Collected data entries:
----
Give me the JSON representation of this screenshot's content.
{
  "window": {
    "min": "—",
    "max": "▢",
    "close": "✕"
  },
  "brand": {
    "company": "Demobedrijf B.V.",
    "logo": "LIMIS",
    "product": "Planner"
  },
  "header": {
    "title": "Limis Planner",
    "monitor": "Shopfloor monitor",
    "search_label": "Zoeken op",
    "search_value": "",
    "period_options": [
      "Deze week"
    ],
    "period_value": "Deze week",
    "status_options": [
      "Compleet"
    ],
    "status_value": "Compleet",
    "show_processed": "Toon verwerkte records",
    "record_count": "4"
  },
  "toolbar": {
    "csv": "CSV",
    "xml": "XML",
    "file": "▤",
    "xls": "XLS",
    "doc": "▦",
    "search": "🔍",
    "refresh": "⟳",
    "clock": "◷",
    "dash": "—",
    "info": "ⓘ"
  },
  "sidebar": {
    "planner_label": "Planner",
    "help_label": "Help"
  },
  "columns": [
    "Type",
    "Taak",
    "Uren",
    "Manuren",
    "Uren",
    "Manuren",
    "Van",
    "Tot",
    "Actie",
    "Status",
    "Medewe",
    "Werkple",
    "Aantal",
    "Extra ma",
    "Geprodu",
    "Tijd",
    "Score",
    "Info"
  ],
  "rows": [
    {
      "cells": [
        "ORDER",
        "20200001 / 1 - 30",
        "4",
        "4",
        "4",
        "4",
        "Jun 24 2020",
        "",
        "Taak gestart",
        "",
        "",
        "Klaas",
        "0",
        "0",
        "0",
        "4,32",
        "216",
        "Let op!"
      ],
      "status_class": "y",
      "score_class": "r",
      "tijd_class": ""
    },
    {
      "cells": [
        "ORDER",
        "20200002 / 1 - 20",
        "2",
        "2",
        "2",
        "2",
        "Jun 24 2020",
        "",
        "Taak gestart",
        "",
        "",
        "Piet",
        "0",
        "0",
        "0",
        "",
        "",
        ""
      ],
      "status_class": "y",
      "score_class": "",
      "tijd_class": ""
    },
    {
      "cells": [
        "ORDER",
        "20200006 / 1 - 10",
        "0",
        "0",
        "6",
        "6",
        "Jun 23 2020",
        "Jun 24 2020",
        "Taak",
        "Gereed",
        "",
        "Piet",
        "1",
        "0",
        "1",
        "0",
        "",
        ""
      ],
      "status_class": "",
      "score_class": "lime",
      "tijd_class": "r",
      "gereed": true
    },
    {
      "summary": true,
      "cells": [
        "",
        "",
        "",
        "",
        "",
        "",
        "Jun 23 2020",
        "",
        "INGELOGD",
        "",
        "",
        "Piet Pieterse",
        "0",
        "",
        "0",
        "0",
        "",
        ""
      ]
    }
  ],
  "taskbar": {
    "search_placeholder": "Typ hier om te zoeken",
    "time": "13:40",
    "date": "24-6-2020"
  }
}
----
= Short exercise =
Please output the entries above, every line exactly as it reads.

= Output =
Give me the JSON representation of this screenshot's content.
{
  "window": {
    "min": "—",
    "max": "▢",
    "close": "✕"
  },
  "brand": {
    "company": "Demobedrijf B.V.",
    "logo": "LIMIS",
    "product": "Planner"
  },
  "header": {
    "title": "Limis Planner",
    "monitor": "Shopfloor monitor",
    "search_label": "Zoeken op",
    "search_value": "",
    "period_options": [
      "Deze week"
    ],
    "period_value": "Deze week",
    "status_options": [
      "Compleet"
    ],
    "status_value": "Compleet",
    "show_processed": "Toon verwerkte records",
    "record_count": "4"
  },
  "toolbar": {
    "csv": "CSV",
    "xml": "XML",
    "file": "▤",
    "xls": "XLS",
    "doc": "▦",
    "search": "🔍",
    "refresh": "⟳",
    "clock": "◷",
    "dash": "—",
    "info": "ⓘ"
  },
  "sidebar": {
    "planner_label": "Planner",
    "help_label": "Help"
  },
  "columns": [
    "Type",
    "Taak",
    "Uren",
    "Manuren",
    "Uren",
    "Manuren",
    "Van",
    "Tot",
    "Actie",
    "Status",
    "Medewe",
    "Werkple",
    "Aantal",
    "Extra ma",
    "Geprodu",
    "Tijd",
    "Score",
    "Info"
  ],
  "rows": [
    {
      "cells": [
        "ORDER",
        "20200001 / 1 - 30",
        "4",
        "4",
        "4",
        "4",
        "Jun 24 2020",
        "",
        "Taak gestart",
        "",
        "",
        "Klaas",
        "0",
        "0",
        "0",
        "4,32",
        "216",
        "Let op!"
      ],
      "status_class": "y",
      "score_class": "r",
      "tijd_class": ""
    },
    {
      "cells": [
        "ORDER",
        "20200002 / 1 - 20",
        "2",
        "2",
        "2",
        "2",
        "Jun 24 2020",
        "",
        "Taak gestart",
        "",
        "",
        "Piet",
        "0",
        "0",
        "0",
        "",
        "",
        ""
      ],
      "status_class": "y",
      "score_class": "",
      "tijd_class": ""
    },
    {
      "cells": [
        "ORDER",
        "20200006 / 1 - 10",
        "0",
        "0",
        "6",
        "6",
        "Jun 23 2020",
        "Jun 24 2020",
        "Taak",
        "Gereed",
        "",
        "Piet",
        "1",
        "0",
        "1",
        "0",
        "",
        ""
      ],
      "status_class": "",
      "score_class": "lime",
      "tijd_class": "r",
      "gereed": true
    },
    {
      "summary": true,
      "cells": [
        "",
        "",
        "",
        "",
        "",
        "",
        "Jun 23 2020",
        "",
        "INGELOGD",
        "",
        "",
        "Piet Pieterse",
        "0",
        "",
        "0",
        "0",
        "",
        ""
      ]
    }
  ],
  "taskbar": {
    "search_placeholder": "Typ hier om te zoeken",
    "time": "13:40",
    "date": "24-6-2020"
  }
}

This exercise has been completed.